(RECORD EXTRACTS)

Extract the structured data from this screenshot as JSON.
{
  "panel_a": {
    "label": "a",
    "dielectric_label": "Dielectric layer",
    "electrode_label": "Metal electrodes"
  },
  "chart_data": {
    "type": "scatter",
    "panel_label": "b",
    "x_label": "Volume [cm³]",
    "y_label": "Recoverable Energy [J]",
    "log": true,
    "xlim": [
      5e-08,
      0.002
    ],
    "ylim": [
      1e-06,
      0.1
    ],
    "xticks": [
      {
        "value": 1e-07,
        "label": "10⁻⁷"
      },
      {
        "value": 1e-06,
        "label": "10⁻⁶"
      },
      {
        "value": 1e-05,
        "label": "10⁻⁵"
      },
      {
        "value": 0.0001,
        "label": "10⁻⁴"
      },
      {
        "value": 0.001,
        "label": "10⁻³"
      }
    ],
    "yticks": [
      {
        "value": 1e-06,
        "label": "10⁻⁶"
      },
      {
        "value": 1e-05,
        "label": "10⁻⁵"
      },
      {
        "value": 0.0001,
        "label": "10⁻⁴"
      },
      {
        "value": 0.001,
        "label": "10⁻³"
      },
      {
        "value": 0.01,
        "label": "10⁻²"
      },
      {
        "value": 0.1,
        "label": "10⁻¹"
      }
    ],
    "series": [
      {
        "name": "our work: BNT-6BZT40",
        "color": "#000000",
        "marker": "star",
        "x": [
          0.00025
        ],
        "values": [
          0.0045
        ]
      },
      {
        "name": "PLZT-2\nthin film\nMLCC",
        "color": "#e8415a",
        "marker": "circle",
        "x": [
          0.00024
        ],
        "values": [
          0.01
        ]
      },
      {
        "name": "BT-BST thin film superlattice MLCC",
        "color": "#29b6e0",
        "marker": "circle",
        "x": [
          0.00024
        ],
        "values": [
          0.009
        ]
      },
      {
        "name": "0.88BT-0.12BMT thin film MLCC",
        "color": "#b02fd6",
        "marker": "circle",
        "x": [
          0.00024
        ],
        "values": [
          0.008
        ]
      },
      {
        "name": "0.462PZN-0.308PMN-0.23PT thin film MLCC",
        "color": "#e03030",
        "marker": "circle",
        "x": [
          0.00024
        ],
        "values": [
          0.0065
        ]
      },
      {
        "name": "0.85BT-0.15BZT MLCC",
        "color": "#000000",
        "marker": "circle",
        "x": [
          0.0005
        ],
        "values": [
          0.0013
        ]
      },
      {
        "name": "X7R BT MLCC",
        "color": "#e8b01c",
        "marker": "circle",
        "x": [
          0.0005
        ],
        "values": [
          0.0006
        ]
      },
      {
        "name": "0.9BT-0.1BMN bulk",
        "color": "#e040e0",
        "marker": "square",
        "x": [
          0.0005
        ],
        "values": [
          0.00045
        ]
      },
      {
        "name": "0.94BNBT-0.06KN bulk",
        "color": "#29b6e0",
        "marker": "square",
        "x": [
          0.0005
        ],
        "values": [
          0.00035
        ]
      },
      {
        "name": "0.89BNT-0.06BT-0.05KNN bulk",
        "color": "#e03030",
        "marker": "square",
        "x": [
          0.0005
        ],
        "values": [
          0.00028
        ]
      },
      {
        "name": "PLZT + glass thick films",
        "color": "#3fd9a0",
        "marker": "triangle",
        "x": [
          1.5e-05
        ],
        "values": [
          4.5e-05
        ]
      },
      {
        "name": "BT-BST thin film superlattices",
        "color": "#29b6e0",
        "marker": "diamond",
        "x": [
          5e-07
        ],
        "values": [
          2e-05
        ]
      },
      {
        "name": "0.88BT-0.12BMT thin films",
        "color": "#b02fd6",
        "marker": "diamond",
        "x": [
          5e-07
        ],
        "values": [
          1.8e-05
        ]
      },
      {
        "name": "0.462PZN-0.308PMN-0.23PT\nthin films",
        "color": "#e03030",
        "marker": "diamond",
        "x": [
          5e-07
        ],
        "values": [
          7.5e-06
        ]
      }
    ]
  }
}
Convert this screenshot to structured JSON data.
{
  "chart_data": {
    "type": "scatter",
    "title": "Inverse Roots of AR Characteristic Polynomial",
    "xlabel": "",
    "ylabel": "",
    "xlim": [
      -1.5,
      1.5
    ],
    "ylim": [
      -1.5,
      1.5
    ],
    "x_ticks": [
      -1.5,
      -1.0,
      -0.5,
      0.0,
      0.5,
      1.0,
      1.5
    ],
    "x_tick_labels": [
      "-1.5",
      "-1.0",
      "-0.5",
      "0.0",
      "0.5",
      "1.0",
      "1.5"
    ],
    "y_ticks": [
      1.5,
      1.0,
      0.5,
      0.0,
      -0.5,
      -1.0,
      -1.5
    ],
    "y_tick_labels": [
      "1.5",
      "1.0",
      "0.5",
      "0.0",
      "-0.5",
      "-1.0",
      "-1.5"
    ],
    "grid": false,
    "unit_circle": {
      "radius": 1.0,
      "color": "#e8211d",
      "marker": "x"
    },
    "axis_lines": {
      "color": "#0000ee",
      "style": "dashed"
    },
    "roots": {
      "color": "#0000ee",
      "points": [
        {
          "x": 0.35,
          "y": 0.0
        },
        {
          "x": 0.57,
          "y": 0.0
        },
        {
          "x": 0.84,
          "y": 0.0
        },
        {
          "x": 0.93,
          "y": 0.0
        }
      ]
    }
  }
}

(SHORT PROBLEM) Copy every single line of the material above that holds "this".

(EXERCISE SOLUTION)
Extract the structured data from this screenshot as JSON.
Convert this screenshot to structured JSON data.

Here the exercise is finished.